--- begin Record list ---
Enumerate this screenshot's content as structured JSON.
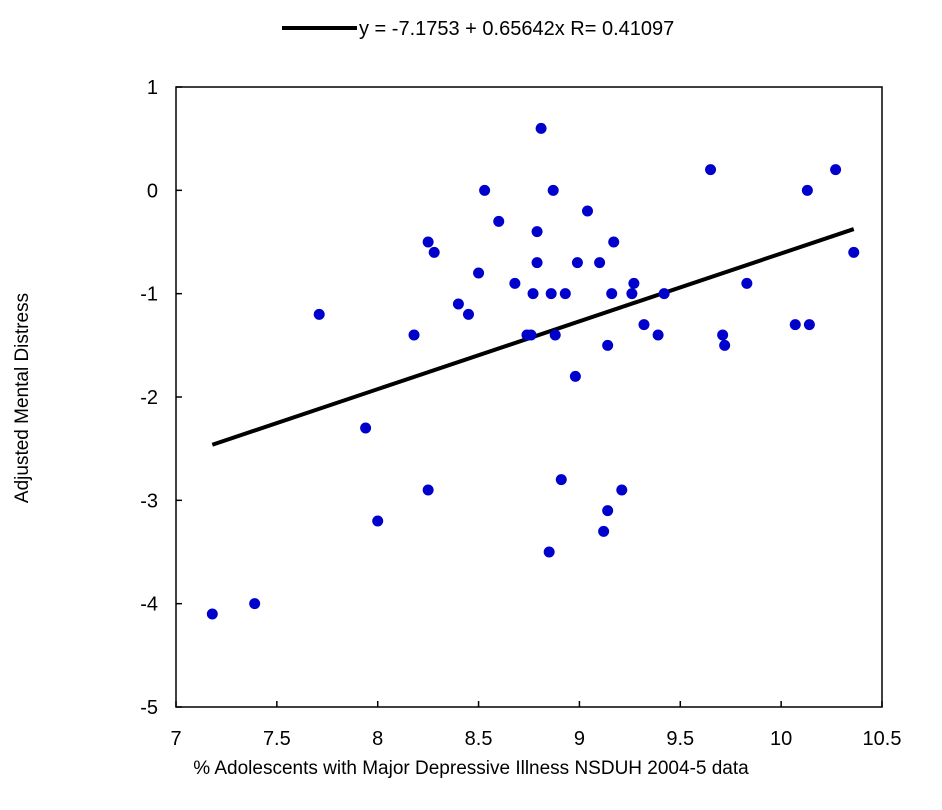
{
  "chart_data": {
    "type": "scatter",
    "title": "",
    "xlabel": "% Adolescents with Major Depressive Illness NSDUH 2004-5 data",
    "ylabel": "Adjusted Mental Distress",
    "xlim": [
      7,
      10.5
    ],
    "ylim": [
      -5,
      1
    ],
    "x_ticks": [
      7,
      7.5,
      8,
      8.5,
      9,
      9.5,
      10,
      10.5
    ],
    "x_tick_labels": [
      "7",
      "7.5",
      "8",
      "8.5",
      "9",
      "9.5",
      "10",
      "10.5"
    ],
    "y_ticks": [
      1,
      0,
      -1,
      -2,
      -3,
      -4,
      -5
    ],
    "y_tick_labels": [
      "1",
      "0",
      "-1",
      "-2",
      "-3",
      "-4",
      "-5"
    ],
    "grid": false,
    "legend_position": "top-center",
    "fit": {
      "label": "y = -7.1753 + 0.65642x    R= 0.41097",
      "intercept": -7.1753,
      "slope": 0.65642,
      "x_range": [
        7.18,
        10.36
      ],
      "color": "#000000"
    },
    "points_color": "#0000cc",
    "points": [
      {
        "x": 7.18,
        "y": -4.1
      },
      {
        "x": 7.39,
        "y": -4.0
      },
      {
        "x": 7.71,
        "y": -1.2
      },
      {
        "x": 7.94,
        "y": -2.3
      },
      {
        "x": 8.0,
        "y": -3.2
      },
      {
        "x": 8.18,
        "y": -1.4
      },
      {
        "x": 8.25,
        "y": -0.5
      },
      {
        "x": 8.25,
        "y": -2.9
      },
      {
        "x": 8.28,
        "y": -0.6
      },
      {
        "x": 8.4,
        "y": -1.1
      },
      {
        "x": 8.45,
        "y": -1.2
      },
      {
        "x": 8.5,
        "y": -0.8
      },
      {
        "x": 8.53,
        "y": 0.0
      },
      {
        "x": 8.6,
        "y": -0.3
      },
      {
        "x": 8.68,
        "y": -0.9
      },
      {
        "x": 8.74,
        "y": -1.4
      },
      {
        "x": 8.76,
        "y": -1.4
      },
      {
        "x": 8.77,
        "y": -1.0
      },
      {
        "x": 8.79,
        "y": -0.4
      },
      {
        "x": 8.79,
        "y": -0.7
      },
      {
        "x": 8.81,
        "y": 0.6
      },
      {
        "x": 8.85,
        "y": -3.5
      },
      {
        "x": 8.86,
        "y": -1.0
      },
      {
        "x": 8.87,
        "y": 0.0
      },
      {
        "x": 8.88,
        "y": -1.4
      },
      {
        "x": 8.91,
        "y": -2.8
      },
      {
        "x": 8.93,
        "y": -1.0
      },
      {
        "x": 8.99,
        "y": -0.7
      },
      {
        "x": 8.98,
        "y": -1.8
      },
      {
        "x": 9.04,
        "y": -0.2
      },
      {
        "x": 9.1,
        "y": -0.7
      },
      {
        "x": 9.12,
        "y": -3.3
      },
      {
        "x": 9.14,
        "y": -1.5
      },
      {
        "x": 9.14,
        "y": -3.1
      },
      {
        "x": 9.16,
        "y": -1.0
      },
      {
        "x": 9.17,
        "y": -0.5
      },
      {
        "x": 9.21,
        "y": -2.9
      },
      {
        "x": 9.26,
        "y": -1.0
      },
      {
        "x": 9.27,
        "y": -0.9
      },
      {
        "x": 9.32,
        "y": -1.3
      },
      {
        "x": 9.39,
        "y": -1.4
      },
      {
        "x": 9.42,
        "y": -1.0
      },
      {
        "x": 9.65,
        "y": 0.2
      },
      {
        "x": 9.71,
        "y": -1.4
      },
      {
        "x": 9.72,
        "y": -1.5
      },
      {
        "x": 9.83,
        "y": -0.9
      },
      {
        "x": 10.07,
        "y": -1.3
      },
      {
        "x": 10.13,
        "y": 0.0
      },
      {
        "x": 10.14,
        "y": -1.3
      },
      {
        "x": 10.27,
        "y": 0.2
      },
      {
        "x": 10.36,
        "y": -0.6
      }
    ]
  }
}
--- end Record list ---
**Exercise instructions:** Restate the data above word for word. Do not include the images.

**Full output:**
Enumerate this screenshot's content as structured JSON.
{
  "chart_data": {
    "type": "scatter",
    "title": "",
    "xlabel": "% Adolescents with Major Depressive Illness NSDUH 2004-5 data",
    "ylabel": "Adjusted Mental Distress",
    "xlim": [
      7,
      10.5
    ],
    "ylim": [
      -5,
      1
    ],
    "x_ticks": [
      7,
      7.5,
      8,
      8.5,
      9,
      9.5,
      10,
      10.5
    ],
    "x_tick_labels": [
      "7",
      "7.5",
      "8",
      "8.5",
      "9",
      "9.5",
      "10",
      "10.5"
    ],
    "y_ticks": [
      1,
      0,
      -1,
      -2,
      -3,
      -4,
      -5
    ],
    "y_tick_labels": [
      "1",
      "0",
      "-1",
      "-2",
      "-3",
      "-4",
      "-5"
    ],
    "grid": false,
    "legend_position": "top-center",
    "fit": {
      "label": "y = -7.1753 + 0.65642x    R= 0.41097",
      "intercept": -7.1753,
      "slope": 0.65642,
      "x_range": [
        7.18,
        10.36
      ],
      "color": "#000000"
    },
    "points_color": "#0000cc",
    "points": [
      {
        "x": 7.18,
        "y": -4.1
      },
      {
        "x": 7.39,
        "y": -4.0
      },
      {
        "x": 7.71,
        "y": -1.2
      },
      {
        "x": 7.94,
        "y": -2.3
      },
      {
        "x": 8.0,
        "y": -3.2
      },
      {
        "x": 8.18,
        "y": -1.4
      },
      {
        "x": 8.25,
        "y": -0.5
      },
      {
        "x": 8.25,
        "y": -2.9
      },
      {
        "x": 8.28,
        "y": -0.6
      },
      {
        "x": 8.4,
        "y": -1.1
      },
      {
        "x": 8.45,
        "y": -1.2
      },
      {
        "x": 8.5,
        "y": -0.8
      },
      {
        "x": 8.53,
        "y": 0.0
      },
      {
        "x": 8.6,
        "y": -0.3
      },
      {
        "x": 8.68,
        "y": -0.9
      },
      {
        "x": 8.74,
        "y": -1.4
      },
      {
        "x": 8.76,
        "y": -1.4
      },
      {
        "x": 8.77,
        "y": -1.0
      },
      {
        "x": 8.79,
        "y": -0.4
      },
      {
        "x": 8.79,
        "y": -0.7
      },
      {
        "x": 8.81,
        "y": 0.6
      },
      {
        "x": 8.85,
        "y": -3.5
      },
      {
        "x": 8.86,
        "y": -1.0
      },
      {
        "x": 8.87,
        "y": 0.0
      },
      {
        "x": 8.88,
        "y": -1.4
      },
      {
        "x": 8.91,
        "y": -2.8
      },
      {
        "x": 8.93,
        "y": -1.0
      },
      {
        "x": 8.99,
        "y": -0.7
      },
      {
        "x": 8.98,
        "y": -1.8
      },
      {
        "x": 9.04,
        "y": -0.2
      },
      {
        "x": 9.1,
        "y": -0.7
      },
      {
        "x": 9.12,
        "y": -3.3
      },
      {
        "x": 9.14,
        "y": -1.5
      },
      {
        "x": 9.14,
        "y": -3.1
      },
      {
        "x": 9.16,
        "y": -1.0
      },
      {
        "x": 9.17,
        "y": -0.5
      },
      {
        "x": 9.21,
        "y": -2.9
      },
      {
        "x": 9.26,
        "y": -1.0
      },
      {
        "x": 9.27,
        "y": -0.9
      },
      {
        "x": 9.32,
        "y": -1.3
      },
      {
        "x": 9.39,
        "y": -1.4
      },
      {
        "x": 9.42,
        "y": -1.0
      },
      {
        "x": 9.65,
        "y": 0.2
      },
      {
        "x": 9.71,
        "y": -1.4
      },
      {
        "x": 9.72,
        "y": -1.5
      },
      {
        "x": 9.83,
        "y": -0.9
      },
      {
        "x": 10.07,
        "y": -1.3
      },
      {
        "x": 10.13,
        "y": 0.0
      },
      {
        "x": 10.14,
        "y": -1.3
      },
      {
        "x": 10.27,
        "y": 0.2
      },
      {
        "x": 10.36,
        "y": -0.6
      }
    ]
  }
}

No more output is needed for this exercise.